▸ **WRITTEN EXERCISE**: Each line of the data that includes the string "name" is to be copied out.

▸ **DATA LISTING**:

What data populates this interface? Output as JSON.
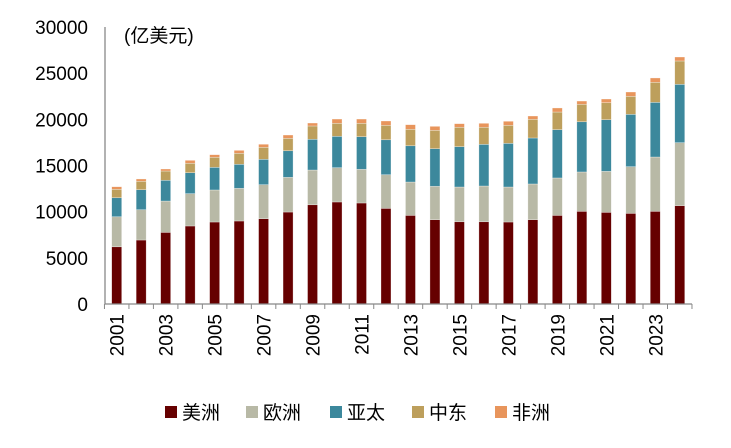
{
  "chart_data": {
    "type": "bar",
    "stacked": true,
    "unit_label": "(亿美元)",
    "ylim": [
      0,
      30000
    ],
    "yticks": [
      0,
      5000,
      10000,
      15000,
      20000,
      25000,
      30000
    ],
    "grid": false,
    "legend_position": "bottom",
    "categories": [
      "2001",
      "2002",
      "2003",
      "2004",
      "2005",
      "2006",
      "2007",
      "2008",
      "2009",
      "2010",
      "2011",
      "2012",
      "2013",
      "2014",
      "2015",
      "2016",
      "2017",
      "2018",
      "2019",
      "2020",
      "2021",
      "2022",
      "2023",
      "2024"
    ],
    "xtick_labels": [
      "2001",
      "",
      "2003",
      "",
      "2005",
      "",
      "2007",
      "",
      "2009",
      "",
      "2011",
      "",
      "2013",
      "",
      "2015",
      "",
      "2017",
      "",
      "2019",
      "",
      "2021",
      "",
      "2023",
      ""
    ],
    "series": [
      {
        "name": "美洲",
        "color": "#660000",
        "values": [
          6200,
          6930,
          7760,
          8450,
          8880,
          8990,
          9240,
          9960,
          10750,
          11050,
          10940,
          10360,
          9600,
          9130,
          8910,
          8910,
          8880,
          9130,
          9600,
          10040,
          9930,
          9820,
          10040,
          10650
        ]
      },
      {
        "name": "欧洲",
        "color": "#b8b9a6",
        "values": [
          3250,
          3280,
          3390,
          3500,
          3470,
          3540,
          3680,
          3760,
          3760,
          3710,
          3650,
          3640,
          3610,
          3620,
          3760,
          3870,
          3790,
          3870,
          4050,
          4260,
          4440,
          5050,
          5880,
          6820
        ]
      },
      {
        "name": "亚太",
        "color": "#3c889c",
        "values": [
          2060,
          2170,
          2250,
          2270,
          2450,
          2600,
          2750,
          2880,
          3330,
          3400,
          3530,
          3790,
          3930,
          4070,
          4370,
          4510,
          4730,
          4980,
          5230,
          5440,
          5590,
          5670,
          5920,
          6320
        ]
      },
      {
        "name": "中东",
        "color": "#bd9f5c",
        "values": [
          910,
          910,
          1000,
          1020,
          1090,
          1190,
          1300,
          1340,
          1440,
          1410,
          1450,
          1560,
          1780,
          1990,
          2100,
          1850,
          1950,
          2020,
          1910,
          1890,
          1840,
          1950,
          2170,
          2530
        ]
      },
      {
        "name": "非洲",
        "color": "#e8955c",
        "values": [
          280,
          250,
          220,
          320,
          280,
          320,
          330,
          360,
          320,
          460,
          460,
          470,
          500,
          430,
          390,
          430,
          440,
          360,
          440,
          350,
          400,
          470,
          470,
          430
        ]
      }
    ]
  }
}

▸ **RESPONSE TO THIS TASK**:
        "name": "美洲",
        "name": "欧洲",
        "name": "亚太",
        "name": "中东",
        "name": "非洲",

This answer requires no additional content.